**EXCERPTED DATA:**
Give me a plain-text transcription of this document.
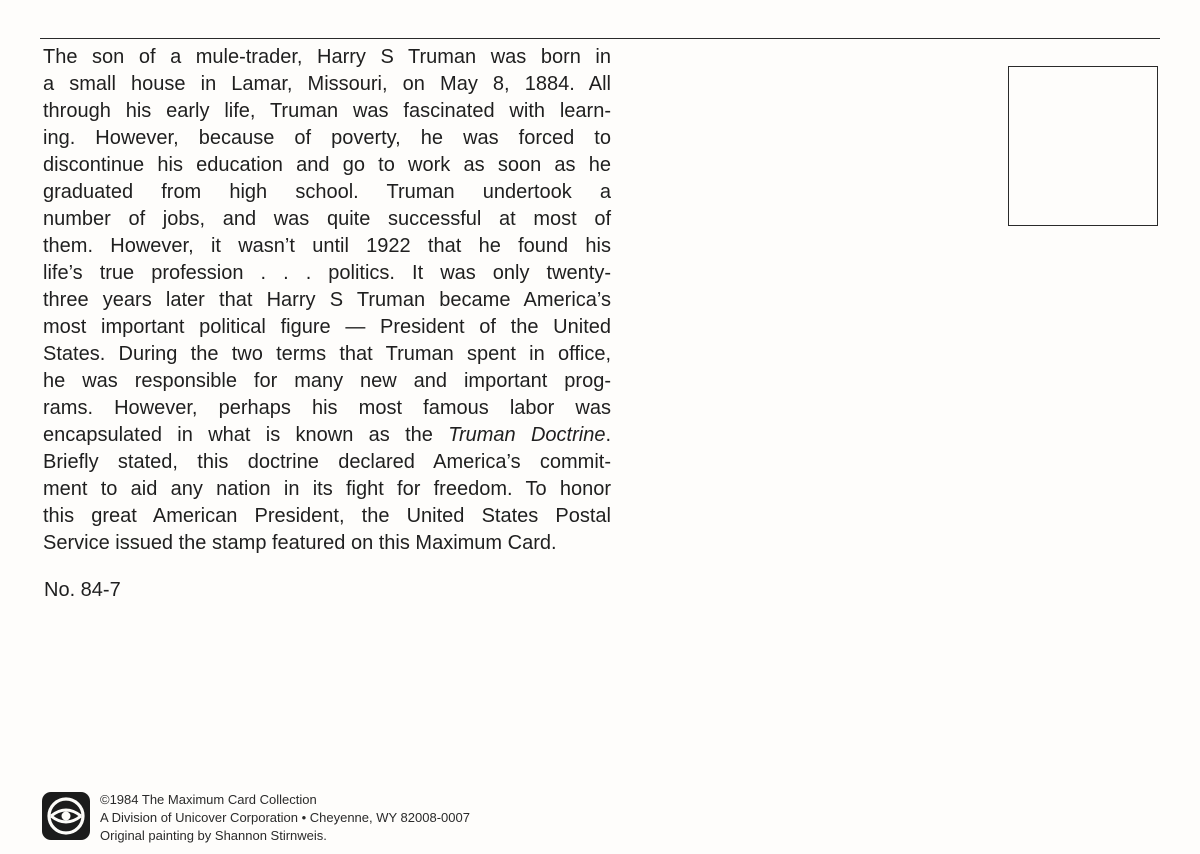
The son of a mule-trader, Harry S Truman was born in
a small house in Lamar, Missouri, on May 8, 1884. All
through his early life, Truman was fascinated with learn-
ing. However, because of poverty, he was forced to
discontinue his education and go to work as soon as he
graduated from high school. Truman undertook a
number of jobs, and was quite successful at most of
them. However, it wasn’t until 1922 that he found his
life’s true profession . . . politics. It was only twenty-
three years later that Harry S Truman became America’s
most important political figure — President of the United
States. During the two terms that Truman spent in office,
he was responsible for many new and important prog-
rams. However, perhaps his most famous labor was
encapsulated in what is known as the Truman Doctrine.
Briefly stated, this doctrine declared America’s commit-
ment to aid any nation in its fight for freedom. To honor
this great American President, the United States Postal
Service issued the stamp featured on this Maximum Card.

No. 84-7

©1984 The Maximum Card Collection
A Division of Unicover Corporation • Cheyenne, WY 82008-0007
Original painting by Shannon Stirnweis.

**TASK STATEMENT:** Quote all of the entries word for word, omitting any pictures.

**SOLUTION FOR THIS PROBLEM:**
Give me a plain-text transcription of this document.
The son of a mule-trader, Harry S Truman was born in
a small house in Lamar, Missouri, on May 8, 1884. All
through his early life, Truman was fascinated with learn-
ing. However, because of poverty, he was forced to
discontinue his education and go to work as soon as he
graduated from high school. Truman undertook a
number of jobs, and was quite successful at most of
them. However, it wasn’t until 1922 that he found his
life’s true profession . . . politics. It was only twenty-
three years later that Harry S Truman became America’s
most important political figure — President of the United
States. During the two terms that Truman spent in office,
he was responsible for many new and important prog-
rams. However, perhaps his most famous labor was
encapsulated in what is known as the Truman Doctrine.
Briefly stated, this doctrine declared America’s commit-
ment to aid any nation in its fight for freedom. To honor
this great American President, the United States Postal
Service issued the stamp featured on this Maximum Card.

No. 84-7

©1984 The Maximum Card Collection
A Division of Unicover Corporation • Cheyenne, WY 82008-0007
Original painting by Shannon Stirnweis.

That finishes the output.